[Dataset entries]

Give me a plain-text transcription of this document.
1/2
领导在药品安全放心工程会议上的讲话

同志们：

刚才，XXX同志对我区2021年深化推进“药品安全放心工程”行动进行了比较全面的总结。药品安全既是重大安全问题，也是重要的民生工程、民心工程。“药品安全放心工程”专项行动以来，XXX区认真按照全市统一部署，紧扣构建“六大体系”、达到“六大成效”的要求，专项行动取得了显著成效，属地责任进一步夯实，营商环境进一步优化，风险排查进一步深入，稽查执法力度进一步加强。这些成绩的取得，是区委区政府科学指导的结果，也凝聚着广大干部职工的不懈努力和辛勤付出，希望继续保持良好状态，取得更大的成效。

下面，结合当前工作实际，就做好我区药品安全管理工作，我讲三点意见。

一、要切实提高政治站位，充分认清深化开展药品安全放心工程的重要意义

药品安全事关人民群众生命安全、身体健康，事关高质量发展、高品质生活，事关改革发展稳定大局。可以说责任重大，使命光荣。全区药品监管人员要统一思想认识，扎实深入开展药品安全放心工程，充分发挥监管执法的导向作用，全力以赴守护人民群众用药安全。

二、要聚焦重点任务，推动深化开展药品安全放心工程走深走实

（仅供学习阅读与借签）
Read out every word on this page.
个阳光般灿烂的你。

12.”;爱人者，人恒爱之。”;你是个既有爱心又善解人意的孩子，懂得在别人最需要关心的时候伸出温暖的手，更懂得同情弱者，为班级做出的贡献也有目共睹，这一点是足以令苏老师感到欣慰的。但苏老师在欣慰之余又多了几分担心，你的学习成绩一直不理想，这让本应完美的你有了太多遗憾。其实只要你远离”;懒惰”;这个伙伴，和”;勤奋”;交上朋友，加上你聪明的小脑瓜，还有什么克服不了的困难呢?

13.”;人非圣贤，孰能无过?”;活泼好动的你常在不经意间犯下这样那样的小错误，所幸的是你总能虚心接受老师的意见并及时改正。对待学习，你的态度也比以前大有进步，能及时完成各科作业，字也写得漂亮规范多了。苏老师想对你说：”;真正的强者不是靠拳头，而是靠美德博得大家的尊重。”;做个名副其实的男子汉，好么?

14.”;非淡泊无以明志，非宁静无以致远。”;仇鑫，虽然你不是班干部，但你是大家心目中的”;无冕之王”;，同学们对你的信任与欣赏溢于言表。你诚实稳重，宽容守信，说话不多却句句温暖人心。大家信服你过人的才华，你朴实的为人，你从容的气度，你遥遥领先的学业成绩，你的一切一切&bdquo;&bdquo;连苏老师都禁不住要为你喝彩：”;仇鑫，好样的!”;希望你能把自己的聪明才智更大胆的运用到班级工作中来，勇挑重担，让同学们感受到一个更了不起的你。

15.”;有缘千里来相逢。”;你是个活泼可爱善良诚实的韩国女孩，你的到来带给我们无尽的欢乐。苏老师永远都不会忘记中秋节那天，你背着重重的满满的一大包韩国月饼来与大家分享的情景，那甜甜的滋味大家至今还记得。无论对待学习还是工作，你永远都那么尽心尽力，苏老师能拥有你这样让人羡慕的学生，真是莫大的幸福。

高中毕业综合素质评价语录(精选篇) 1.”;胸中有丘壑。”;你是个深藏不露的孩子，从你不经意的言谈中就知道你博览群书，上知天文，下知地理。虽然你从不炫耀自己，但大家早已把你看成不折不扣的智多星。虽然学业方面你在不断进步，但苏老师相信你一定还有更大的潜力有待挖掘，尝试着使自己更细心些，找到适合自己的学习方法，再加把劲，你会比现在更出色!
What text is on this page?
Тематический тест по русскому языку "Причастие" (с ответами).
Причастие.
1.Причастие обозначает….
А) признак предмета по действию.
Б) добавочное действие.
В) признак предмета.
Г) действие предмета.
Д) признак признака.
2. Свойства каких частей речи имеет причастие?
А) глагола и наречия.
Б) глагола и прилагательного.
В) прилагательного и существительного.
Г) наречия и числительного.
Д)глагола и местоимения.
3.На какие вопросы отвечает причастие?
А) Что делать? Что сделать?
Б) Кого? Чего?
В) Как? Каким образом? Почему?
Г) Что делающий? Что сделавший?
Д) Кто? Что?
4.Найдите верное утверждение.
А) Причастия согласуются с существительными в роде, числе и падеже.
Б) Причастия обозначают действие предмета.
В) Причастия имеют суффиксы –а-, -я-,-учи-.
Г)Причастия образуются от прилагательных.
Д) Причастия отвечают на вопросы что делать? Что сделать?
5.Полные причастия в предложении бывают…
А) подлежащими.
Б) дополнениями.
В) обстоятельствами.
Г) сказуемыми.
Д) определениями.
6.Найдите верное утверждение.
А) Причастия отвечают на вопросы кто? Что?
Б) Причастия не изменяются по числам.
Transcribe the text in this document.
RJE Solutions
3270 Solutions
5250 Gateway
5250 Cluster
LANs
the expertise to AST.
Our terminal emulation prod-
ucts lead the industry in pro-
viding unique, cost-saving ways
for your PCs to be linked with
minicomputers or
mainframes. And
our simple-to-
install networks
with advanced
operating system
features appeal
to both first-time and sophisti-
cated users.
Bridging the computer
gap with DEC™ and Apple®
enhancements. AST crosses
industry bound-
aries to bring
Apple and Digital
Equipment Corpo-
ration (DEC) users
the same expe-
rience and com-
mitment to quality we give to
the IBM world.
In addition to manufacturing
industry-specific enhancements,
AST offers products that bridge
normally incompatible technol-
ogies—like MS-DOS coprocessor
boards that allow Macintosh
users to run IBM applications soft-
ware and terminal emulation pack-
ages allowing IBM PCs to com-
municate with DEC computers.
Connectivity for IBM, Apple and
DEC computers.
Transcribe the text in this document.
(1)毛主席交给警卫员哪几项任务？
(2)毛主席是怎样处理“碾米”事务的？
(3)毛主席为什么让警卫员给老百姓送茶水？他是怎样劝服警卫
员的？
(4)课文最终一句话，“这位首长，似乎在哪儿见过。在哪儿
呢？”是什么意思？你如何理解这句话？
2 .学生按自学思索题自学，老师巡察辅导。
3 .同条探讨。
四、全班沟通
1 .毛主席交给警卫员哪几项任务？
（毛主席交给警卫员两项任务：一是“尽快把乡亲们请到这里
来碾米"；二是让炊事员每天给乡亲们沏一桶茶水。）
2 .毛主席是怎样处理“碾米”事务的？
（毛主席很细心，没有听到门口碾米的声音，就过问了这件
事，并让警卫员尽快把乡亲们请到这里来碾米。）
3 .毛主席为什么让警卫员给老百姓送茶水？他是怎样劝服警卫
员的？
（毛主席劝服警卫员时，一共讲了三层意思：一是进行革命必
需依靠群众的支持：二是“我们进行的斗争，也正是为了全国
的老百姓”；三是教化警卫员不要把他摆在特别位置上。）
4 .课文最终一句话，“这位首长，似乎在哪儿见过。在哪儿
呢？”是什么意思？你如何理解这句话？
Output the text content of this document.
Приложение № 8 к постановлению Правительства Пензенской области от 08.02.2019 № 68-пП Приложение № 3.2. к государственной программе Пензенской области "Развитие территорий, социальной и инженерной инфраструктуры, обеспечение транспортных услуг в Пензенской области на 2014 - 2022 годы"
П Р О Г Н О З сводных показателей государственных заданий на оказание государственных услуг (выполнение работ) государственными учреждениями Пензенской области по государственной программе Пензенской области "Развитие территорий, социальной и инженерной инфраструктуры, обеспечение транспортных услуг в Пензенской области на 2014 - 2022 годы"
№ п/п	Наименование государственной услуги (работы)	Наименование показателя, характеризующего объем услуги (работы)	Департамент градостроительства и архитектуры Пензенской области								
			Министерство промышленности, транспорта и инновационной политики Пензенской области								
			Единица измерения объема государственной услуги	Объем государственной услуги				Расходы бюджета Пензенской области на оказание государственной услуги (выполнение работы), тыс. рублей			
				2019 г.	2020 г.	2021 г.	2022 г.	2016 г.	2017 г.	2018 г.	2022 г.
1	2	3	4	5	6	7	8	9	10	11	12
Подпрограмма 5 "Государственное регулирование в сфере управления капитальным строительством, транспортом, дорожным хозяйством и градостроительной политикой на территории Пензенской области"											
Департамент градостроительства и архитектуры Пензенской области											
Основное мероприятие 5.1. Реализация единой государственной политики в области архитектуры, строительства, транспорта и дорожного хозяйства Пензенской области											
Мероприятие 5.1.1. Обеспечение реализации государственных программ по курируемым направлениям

WHAT THE EXERCISE ASKS:
Review the material and copy each line in which the word "课文最终一句话" appears.

WRITTEN SOLUTION:
(4)课文最终一句话，“这位首长，似乎在哪儿见过。在哪儿
4 .课文最终一句话，“这位首长，似乎在哪儿见过。在哪儿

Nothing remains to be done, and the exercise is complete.